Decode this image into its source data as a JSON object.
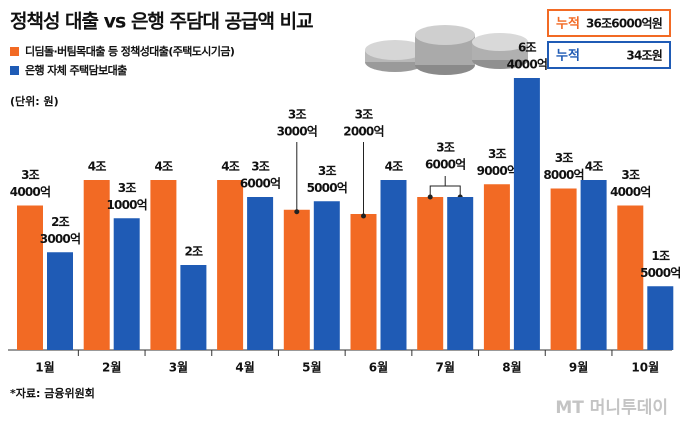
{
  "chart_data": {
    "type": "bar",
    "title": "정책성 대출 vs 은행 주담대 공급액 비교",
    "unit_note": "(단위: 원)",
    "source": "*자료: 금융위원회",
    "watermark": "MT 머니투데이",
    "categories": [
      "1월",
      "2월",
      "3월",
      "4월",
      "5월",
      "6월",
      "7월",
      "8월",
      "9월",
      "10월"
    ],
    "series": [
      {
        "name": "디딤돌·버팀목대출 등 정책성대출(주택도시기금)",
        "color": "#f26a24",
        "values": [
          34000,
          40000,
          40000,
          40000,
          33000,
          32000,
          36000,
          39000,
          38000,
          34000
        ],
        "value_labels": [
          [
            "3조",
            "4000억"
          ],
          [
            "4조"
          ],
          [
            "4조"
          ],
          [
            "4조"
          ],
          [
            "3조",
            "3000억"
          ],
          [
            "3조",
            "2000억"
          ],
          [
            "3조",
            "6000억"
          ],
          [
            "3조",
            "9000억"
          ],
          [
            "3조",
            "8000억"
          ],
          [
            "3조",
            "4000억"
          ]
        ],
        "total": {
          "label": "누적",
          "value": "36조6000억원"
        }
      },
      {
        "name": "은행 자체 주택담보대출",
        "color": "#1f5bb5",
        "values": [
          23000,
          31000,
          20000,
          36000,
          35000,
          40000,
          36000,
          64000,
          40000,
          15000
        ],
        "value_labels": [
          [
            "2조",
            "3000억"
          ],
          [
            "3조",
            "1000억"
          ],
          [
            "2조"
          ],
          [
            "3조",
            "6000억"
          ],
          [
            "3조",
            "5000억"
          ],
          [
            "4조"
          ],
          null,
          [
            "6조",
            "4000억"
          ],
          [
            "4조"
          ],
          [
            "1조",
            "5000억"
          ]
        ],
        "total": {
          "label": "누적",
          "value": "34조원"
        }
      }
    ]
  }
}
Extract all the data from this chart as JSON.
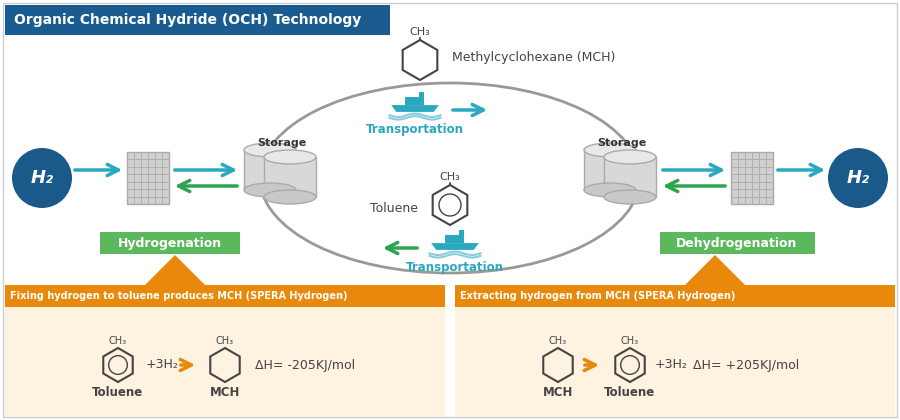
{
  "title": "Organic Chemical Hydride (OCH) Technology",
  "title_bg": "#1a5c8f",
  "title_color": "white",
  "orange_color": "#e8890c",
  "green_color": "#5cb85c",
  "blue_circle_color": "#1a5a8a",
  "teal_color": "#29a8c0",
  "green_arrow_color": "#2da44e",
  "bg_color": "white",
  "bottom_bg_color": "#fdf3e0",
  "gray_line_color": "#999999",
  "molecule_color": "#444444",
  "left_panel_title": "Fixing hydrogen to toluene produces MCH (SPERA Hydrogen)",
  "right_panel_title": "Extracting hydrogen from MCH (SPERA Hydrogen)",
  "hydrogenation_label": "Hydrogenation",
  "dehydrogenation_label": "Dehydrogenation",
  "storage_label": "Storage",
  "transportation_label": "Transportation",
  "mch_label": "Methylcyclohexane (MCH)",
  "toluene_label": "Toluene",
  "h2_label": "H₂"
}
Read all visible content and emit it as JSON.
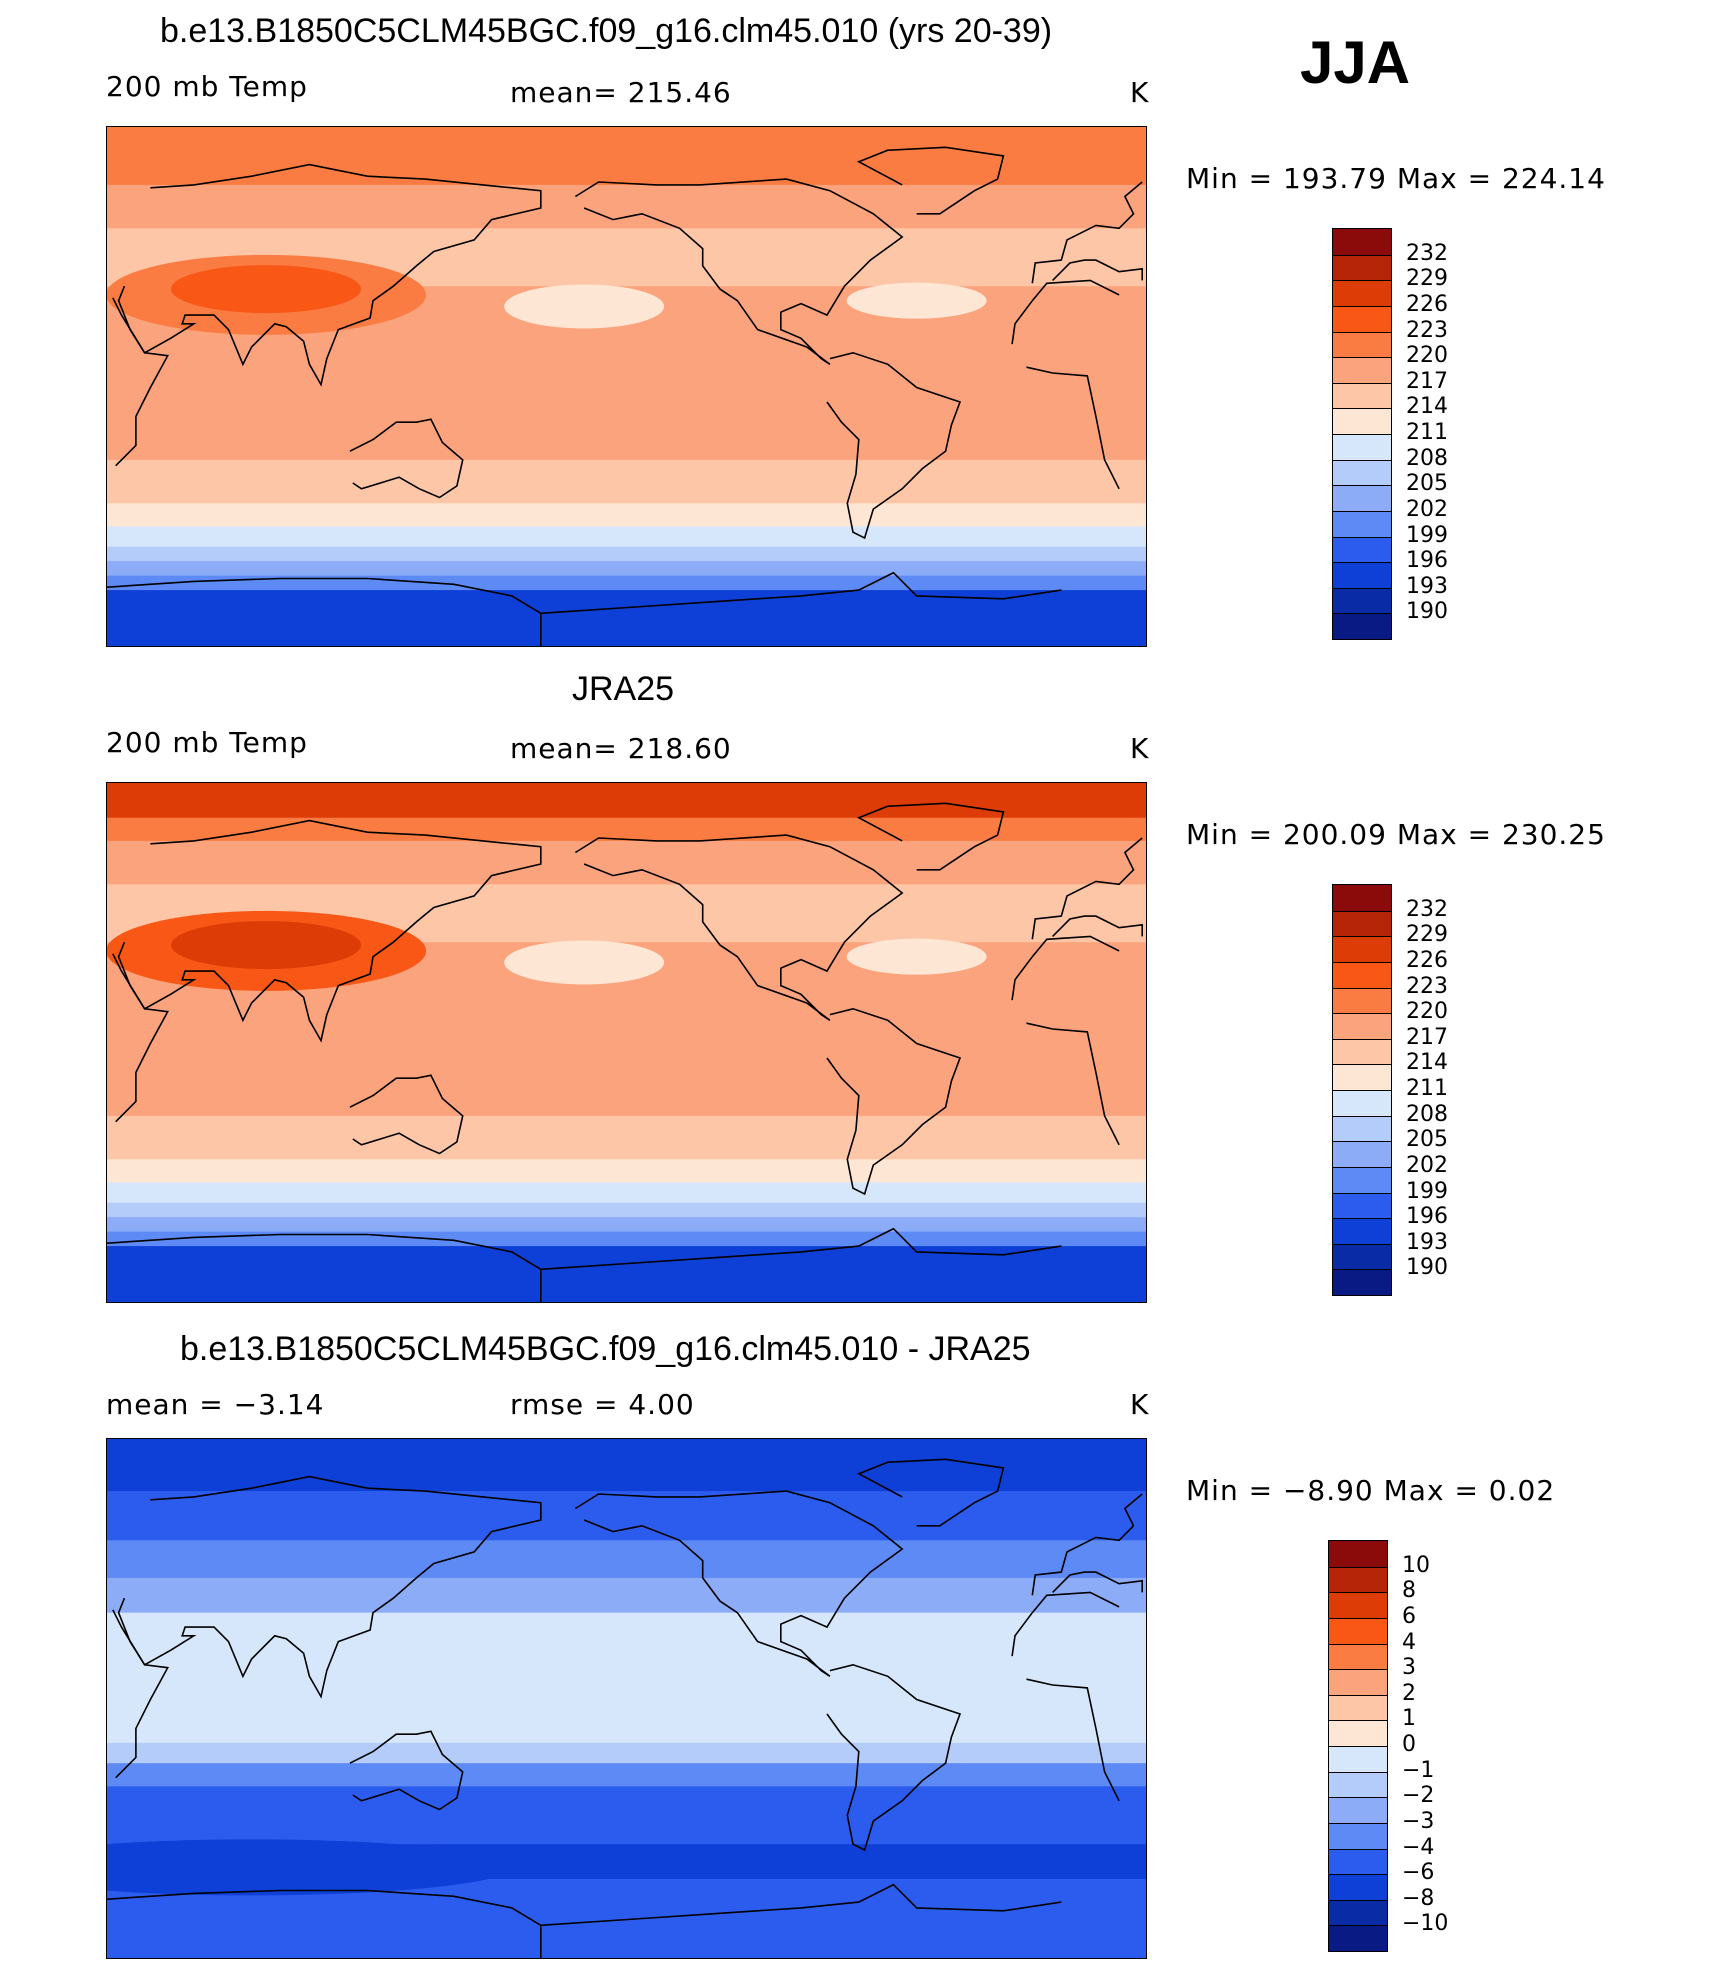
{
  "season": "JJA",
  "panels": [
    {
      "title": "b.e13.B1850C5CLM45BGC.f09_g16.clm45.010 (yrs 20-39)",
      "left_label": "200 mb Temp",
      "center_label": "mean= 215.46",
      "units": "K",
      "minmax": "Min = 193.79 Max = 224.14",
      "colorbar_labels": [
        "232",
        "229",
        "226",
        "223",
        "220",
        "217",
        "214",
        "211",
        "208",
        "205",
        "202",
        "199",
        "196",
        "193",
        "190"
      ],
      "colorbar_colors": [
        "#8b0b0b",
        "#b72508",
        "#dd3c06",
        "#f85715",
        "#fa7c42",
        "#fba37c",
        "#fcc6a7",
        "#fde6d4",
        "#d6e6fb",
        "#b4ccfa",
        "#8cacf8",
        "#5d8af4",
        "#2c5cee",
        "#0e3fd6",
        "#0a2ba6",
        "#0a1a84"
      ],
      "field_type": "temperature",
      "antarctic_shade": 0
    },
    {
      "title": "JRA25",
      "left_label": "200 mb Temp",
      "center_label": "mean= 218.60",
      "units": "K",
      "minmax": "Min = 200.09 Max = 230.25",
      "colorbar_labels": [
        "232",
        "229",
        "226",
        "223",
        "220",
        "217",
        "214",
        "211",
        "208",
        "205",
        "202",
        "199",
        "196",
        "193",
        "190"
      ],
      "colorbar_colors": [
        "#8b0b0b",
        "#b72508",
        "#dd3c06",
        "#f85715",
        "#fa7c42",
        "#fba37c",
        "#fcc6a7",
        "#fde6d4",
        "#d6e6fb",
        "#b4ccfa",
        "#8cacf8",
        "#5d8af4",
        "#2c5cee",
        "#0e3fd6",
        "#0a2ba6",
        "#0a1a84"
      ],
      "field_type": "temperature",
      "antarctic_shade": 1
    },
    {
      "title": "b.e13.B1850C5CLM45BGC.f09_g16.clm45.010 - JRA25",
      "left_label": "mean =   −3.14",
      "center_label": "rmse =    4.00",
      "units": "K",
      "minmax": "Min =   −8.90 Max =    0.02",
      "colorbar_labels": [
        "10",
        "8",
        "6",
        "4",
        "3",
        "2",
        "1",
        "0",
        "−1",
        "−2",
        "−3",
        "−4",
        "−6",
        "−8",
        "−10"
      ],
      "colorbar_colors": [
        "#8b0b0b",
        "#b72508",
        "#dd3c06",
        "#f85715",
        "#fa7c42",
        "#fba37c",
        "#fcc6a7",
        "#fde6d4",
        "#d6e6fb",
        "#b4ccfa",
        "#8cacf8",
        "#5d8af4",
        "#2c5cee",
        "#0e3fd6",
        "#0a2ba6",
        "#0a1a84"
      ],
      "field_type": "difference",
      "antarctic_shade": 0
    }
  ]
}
####
▶ **Your goal**
Find the lines with the string "mean" and reproduce them.

▶ **Solution for this problem**
      "center_label": "mean= 215.46",
      "center_label": "mean= 218.60",
      "left_label": "mean =   −3.14",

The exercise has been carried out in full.